⟨

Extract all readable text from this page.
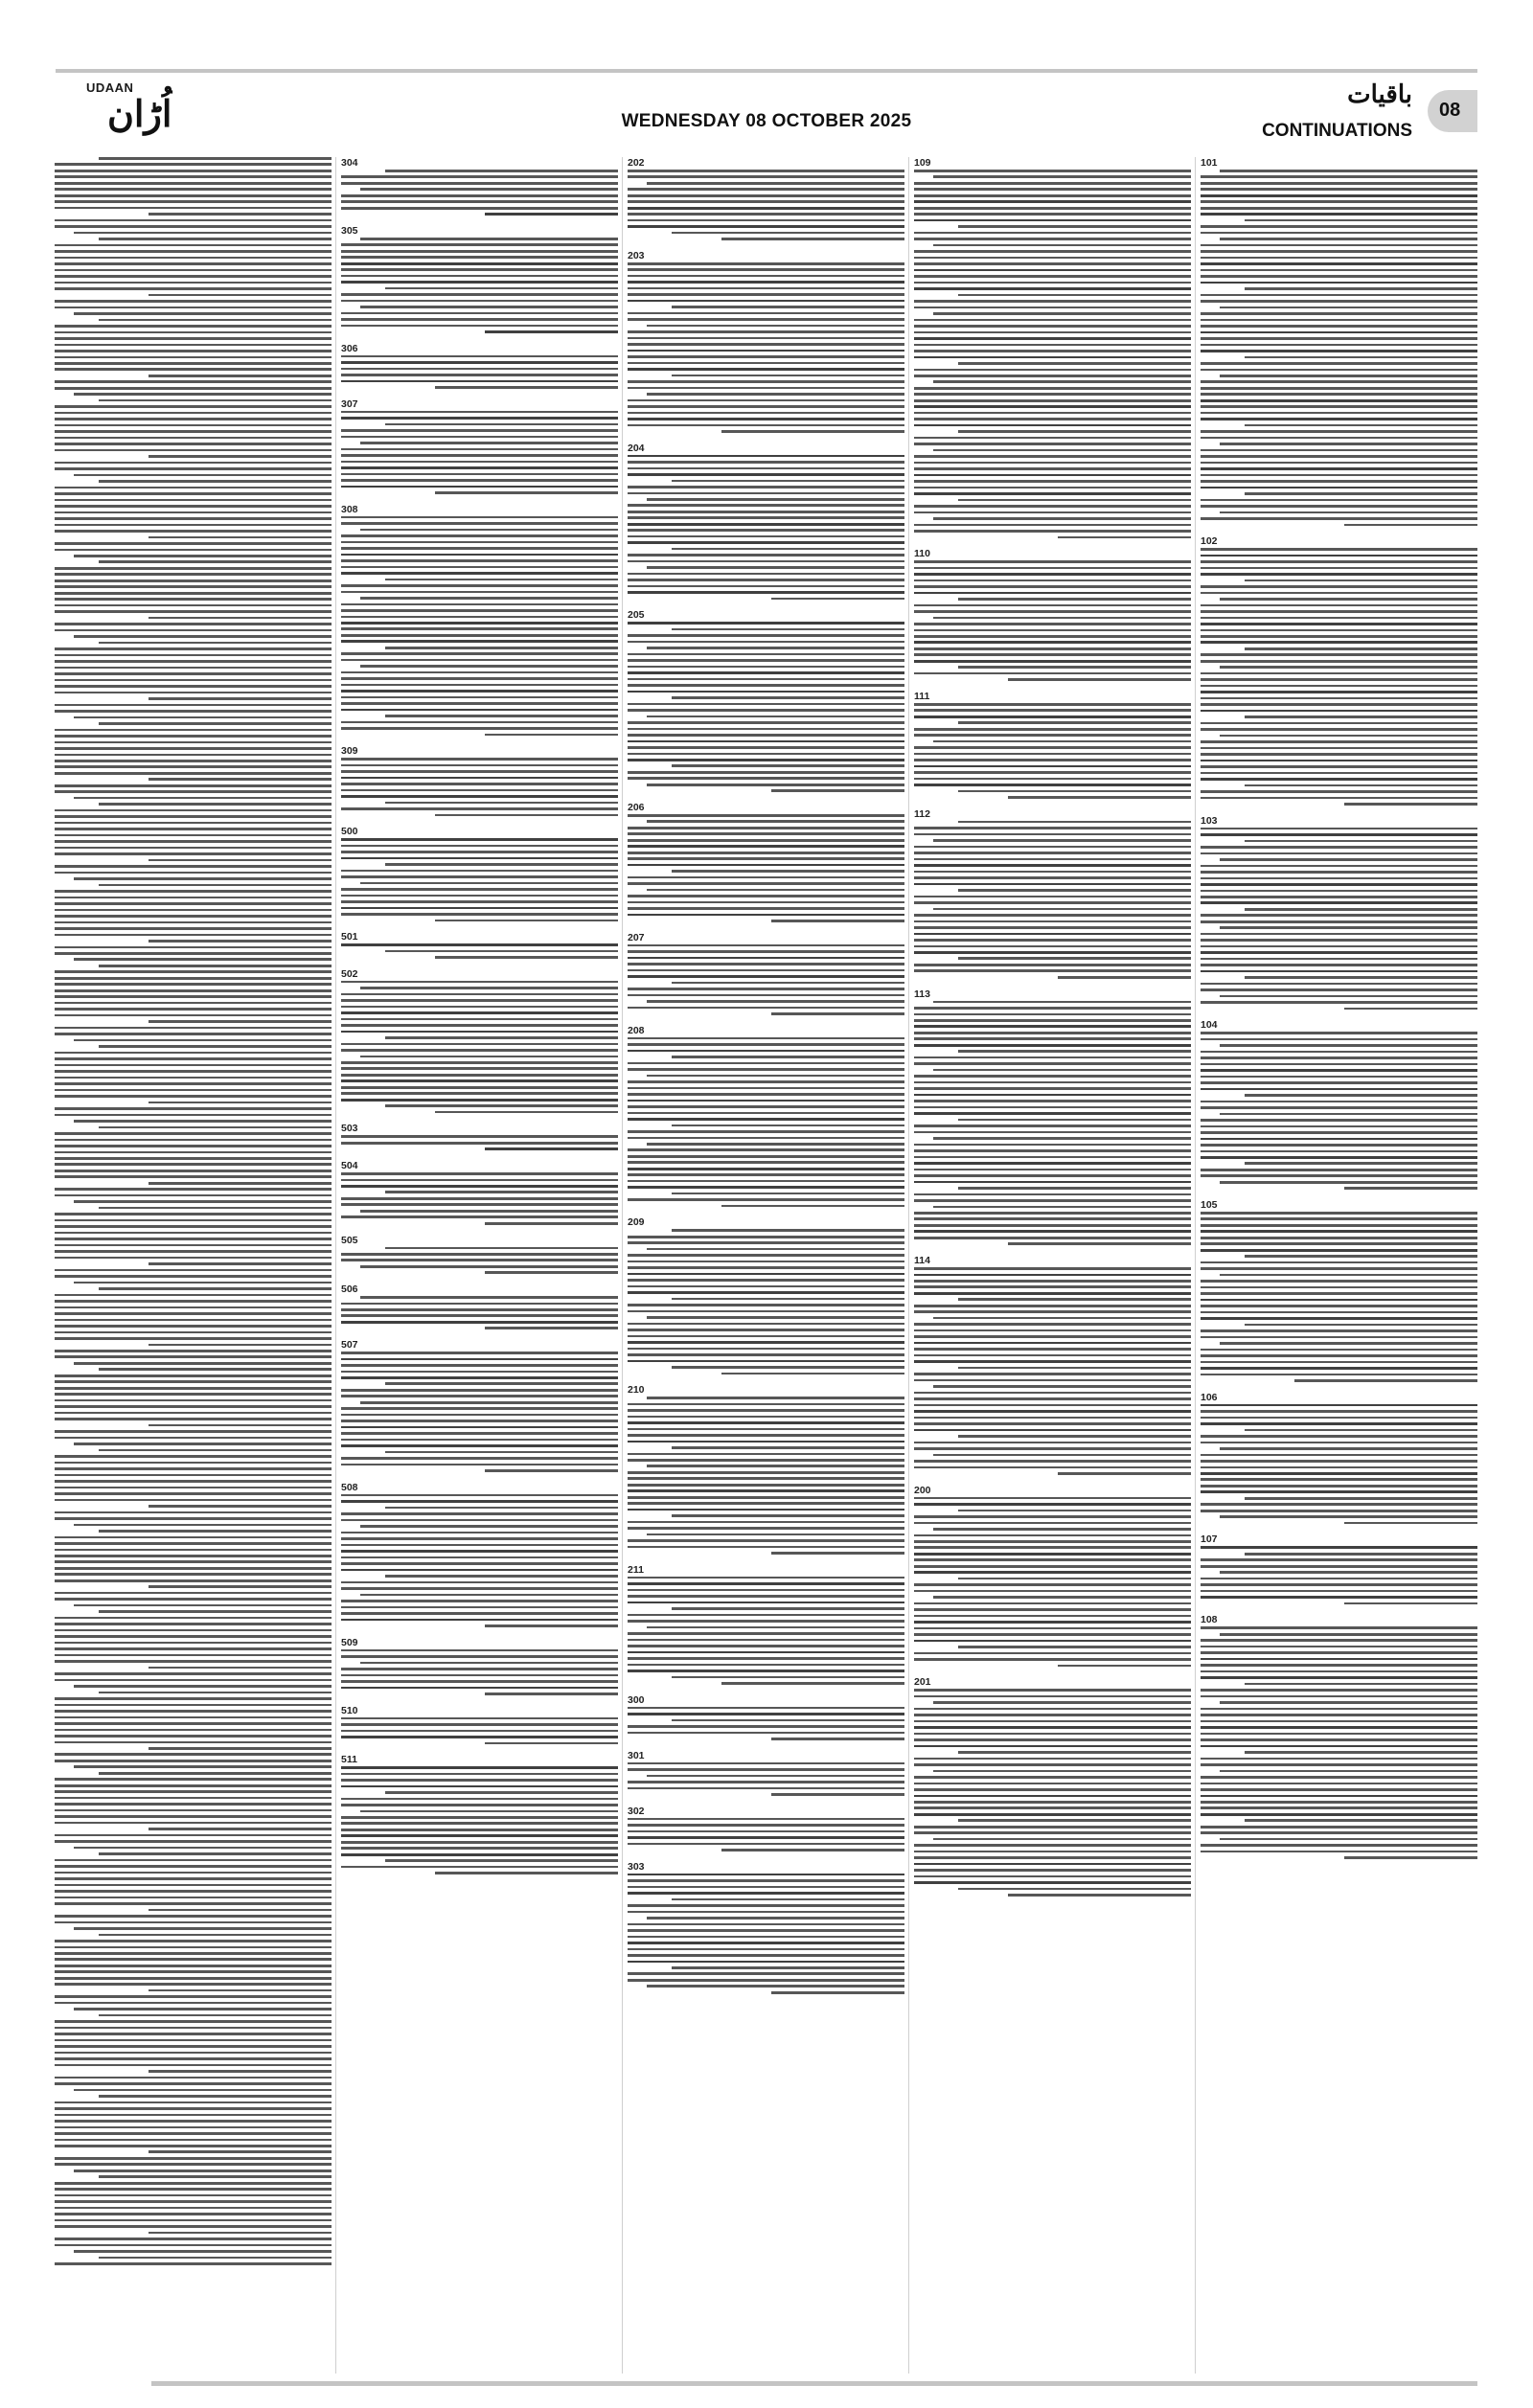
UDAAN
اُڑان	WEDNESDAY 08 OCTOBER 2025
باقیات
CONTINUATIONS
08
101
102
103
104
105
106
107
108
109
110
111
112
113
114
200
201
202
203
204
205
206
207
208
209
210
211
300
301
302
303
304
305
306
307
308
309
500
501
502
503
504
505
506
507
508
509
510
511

⟩

• THE EXERCISE: Pictures in the records above are not copied; print everything else exactly.

• ANSWER TO THIS TASK:
Extract all readable text from this page.
UDAAN
اُڑان	WEDNESDAY 08 OCTOBER 2025
باقیات
CONTINUATIONS
08
101
102
103
104
105
106
107
108
109
110
111
112
113
114
200
201
202
203
204
205
206
207
208
209
210
211
300
301
302
303
304
305
306
307
308
309
500
501
502
503
504
505
506
507
508
509
510
511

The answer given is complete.